▶ _Data items_:
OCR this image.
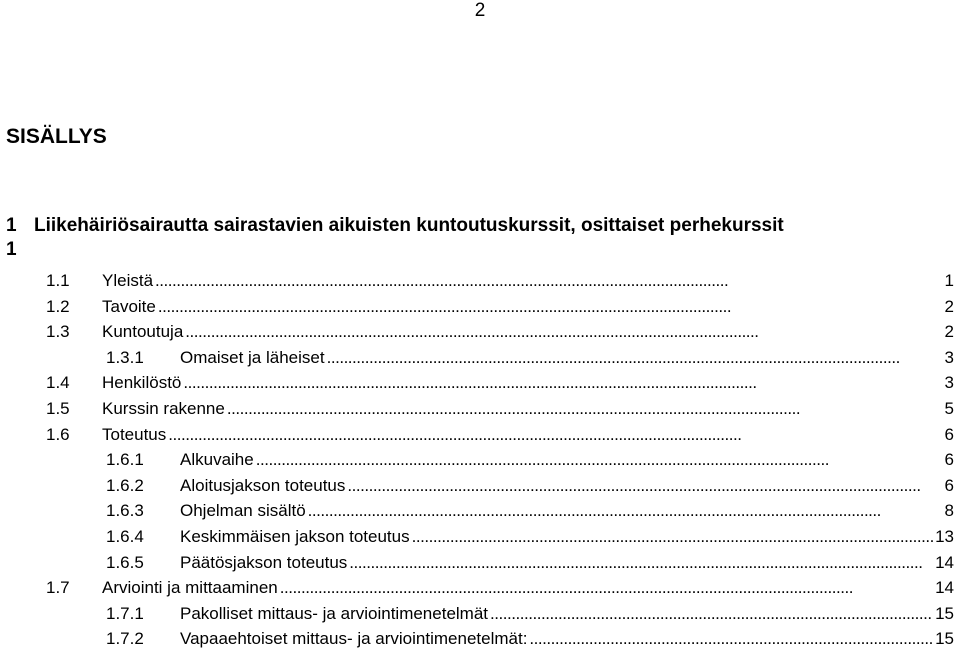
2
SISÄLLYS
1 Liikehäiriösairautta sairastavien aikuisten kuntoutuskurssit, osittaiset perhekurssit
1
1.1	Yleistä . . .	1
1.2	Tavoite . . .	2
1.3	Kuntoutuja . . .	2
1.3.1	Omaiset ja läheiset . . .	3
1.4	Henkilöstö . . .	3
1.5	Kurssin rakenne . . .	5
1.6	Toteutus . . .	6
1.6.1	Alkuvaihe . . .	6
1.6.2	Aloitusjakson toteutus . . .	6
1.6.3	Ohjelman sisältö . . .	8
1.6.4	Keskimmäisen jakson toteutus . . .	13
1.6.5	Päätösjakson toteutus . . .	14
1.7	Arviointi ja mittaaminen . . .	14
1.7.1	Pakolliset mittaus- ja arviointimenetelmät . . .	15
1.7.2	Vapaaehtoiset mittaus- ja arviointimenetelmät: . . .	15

▶ _What you should do_:
Every entry must be written out exactly, with all pictures left out.

▶ _Problem solution_:
OCR this image.
2
SISÄLLYS
1 Liikehäiriösairautta sairastavien aikuisten kuntoutuskurssit, osittaiset perhekurssit
1
1.1	Yleistä . . .	1
1.2	Tavoite . . .	2
1.3	Kuntoutuja . . .	2
1.3.1	Omaiset ja läheiset . . .	3
1.4	Henkilöstö . . .	3
1.5	Kurssin rakenne . . .	5
1.6	Toteutus . . .	6
1.6.1	Alkuvaihe . . .	6
1.6.2	Aloitusjakson toteutus . . .	6
1.6.3	Ohjelman sisältö . . .	8
1.6.4	Keskimmäisen jakson toteutus . . .	13
1.6.5	Päätösjakson toteutus . . .	14
1.7	Arviointi ja mittaaminen . . .	14
1.7.1	Pakolliset mittaus- ja arviointimenetelmät . . .	15
1.7.2	Vapaaehtoiset mittaus- ja arviointimenetelmät: . . .	15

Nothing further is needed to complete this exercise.